─── SOURCE MATERIAL ───

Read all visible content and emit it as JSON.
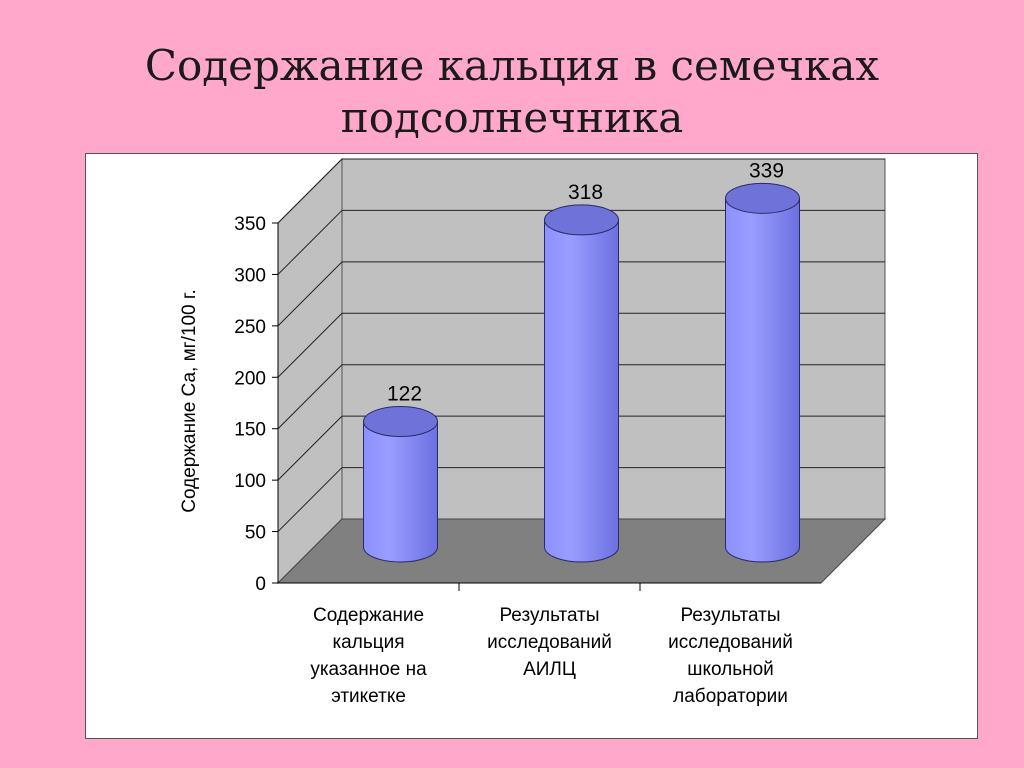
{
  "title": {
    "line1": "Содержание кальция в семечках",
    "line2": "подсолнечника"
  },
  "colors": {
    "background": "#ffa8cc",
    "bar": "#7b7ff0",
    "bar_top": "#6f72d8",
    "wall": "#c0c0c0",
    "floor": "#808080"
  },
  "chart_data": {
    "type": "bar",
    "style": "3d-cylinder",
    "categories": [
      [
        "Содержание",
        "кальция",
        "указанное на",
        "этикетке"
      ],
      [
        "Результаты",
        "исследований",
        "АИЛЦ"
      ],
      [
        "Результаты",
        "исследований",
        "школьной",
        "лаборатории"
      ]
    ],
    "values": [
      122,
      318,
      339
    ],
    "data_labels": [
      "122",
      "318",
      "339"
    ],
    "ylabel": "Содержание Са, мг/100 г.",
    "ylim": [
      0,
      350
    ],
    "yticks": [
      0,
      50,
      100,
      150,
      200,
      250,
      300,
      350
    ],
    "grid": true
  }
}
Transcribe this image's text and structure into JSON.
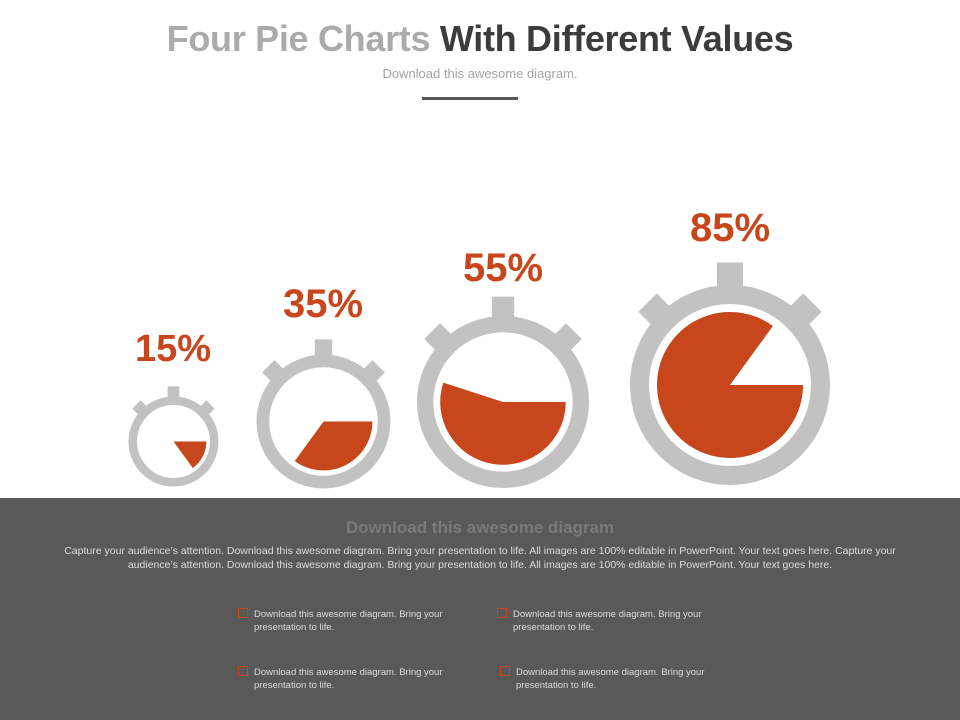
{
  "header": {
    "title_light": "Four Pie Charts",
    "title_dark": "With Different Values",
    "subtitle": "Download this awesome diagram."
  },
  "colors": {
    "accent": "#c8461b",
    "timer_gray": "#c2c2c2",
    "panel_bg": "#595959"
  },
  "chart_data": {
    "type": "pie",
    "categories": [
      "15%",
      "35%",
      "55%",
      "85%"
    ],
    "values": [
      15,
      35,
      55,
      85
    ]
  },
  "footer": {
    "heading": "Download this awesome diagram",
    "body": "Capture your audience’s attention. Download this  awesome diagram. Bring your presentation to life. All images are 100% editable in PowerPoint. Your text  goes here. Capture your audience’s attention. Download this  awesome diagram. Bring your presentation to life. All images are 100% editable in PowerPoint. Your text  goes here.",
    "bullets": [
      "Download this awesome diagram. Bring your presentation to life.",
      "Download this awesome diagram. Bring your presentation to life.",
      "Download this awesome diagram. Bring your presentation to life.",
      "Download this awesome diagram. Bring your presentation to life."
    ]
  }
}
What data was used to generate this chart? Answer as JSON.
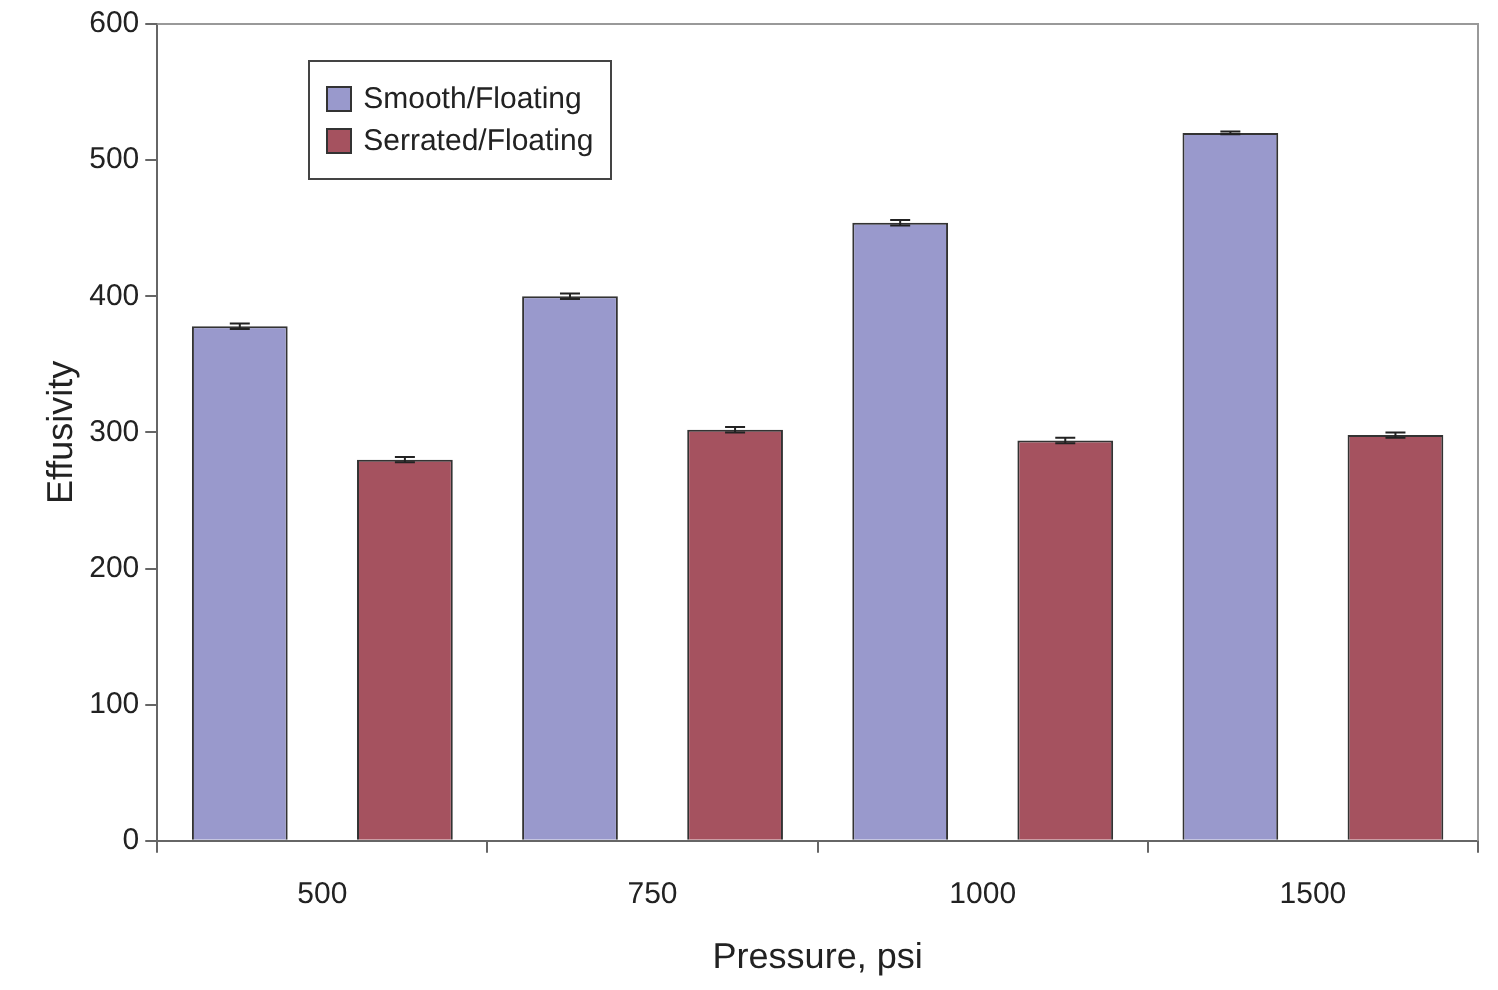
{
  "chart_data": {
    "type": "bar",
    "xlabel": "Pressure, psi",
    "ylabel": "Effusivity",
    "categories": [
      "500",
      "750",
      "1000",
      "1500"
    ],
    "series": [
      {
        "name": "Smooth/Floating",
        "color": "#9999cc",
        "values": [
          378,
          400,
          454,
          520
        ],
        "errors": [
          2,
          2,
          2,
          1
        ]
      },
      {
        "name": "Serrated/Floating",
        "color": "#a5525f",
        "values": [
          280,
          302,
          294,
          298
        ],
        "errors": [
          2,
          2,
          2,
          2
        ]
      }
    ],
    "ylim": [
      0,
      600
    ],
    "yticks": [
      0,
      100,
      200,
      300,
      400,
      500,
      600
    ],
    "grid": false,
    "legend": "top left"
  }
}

───

SET TASK:
Take the entries shown above and quote them verbatim, passing over the pictures.

COMPLETE RESPONSE:
Read all visible content and emit it as JSON.
{
  "title": {
    "line1": "Содержание кальция в семечках",
    "line2": "подсолнечника"
  },
  "colors": {
    "background": "#ffa8cc",
    "bar": "#7b7ff0",
    "bar_top": "#6f72d8",
    "wall": "#c0c0c0",
    "floor": "#808080"
  },
  "chart_data": {
    "type": "bar",
    "style": "3d-cylinder",
    "categories": [
      [
        "Содержание",
        "кальция",
        "указанное на",
        "этикетке"
      ],
      [
        "Результаты",
        "исследований",
        "АИЛЦ"
      ],
      [
        "Результаты",
        "исследований",
        "школьной",
        "лаборатории"
      ]
    ],
    "values": [
      122,
      318,
      339
    ],
    "data_labels": [
      "122",
      "318",
      "339"
    ],
    "ylabel": "Содержание Са, мг/100 г.",
    "ylim": [
      0,
      350
    ],
    "yticks": [
      0,
      50,
      100,
      150,
      200,
      250,
      300,
      350
    ],
    "grid": true
  }
}
Transcribe this image's text and structure into JSON.
{
  "header": {
    "title_light": "Four Pie Charts",
    "title_dark": "With Different Values",
    "subtitle": "Download this awesome diagram."
  },
  "colors": {
    "accent": "#c8461b",
    "timer_gray": "#c2c2c2",
    "panel_bg": "#595959"
  },
  "chart_data": {
    "type": "pie",
    "categories": [
      "15%",
      "35%",
      "55%",
      "85%"
    ],
    "values": [
      15,
      35,
      55,
      85
    ]
  },
  "footer": {
    "heading": "Download this awesome diagram",
    "body": "Capture your audience’s attention. Download this  awesome diagram. Bring your presentation to life. All images are 100% editable in PowerPoint. Your text  goes here. Capture your audience’s attention. Download this  awesome diagram. Bring your presentation to life. All images are 100% editable in PowerPoint. Your text  goes here.",
    "bullets": [
      "Download this awesome diagram. Bring your presentation to life.",
      "Download this awesome diagram. Bring your presentation to life.",
      "Download this awesome diagram. Bring your presentation to life.",
      "Download this awesome diagram. Bring your presentation to life."
    ]
  }
}
What data was used to generate this chart? Answer as JSON.
{
  "chart_data": {
    "type": "bar",
    "xlabel": "Pressure, psi",
    "ylabel": "Effusivity",
    "categories": [
      "500",
      "750",
      "1000",
      "1500"
    ],
    "series": [
      {
        "name": "Smooth/Floating",
        "color": "#9999cc",
        "values": [
          378,
          400,
          454,
          520
        ],
        "errors": [
          2,
          2,
          2,
          1
        ]
      },
      {
        "name": "Serrated/Floating",
        "color": "#a5525f",
        "values": [
          280,
          302,
          294,
          298
        ],
        "errors": [
          2,
          2,
          2,
          2
        ]
      }
    ],
    "ylim": [
      0,
      600
    ],
    "yticks": [
      0,
      100,
      200,
      300,
      400,
      500,
      600
    ],
    "grid": false,
    "legend": "top left"
  }
}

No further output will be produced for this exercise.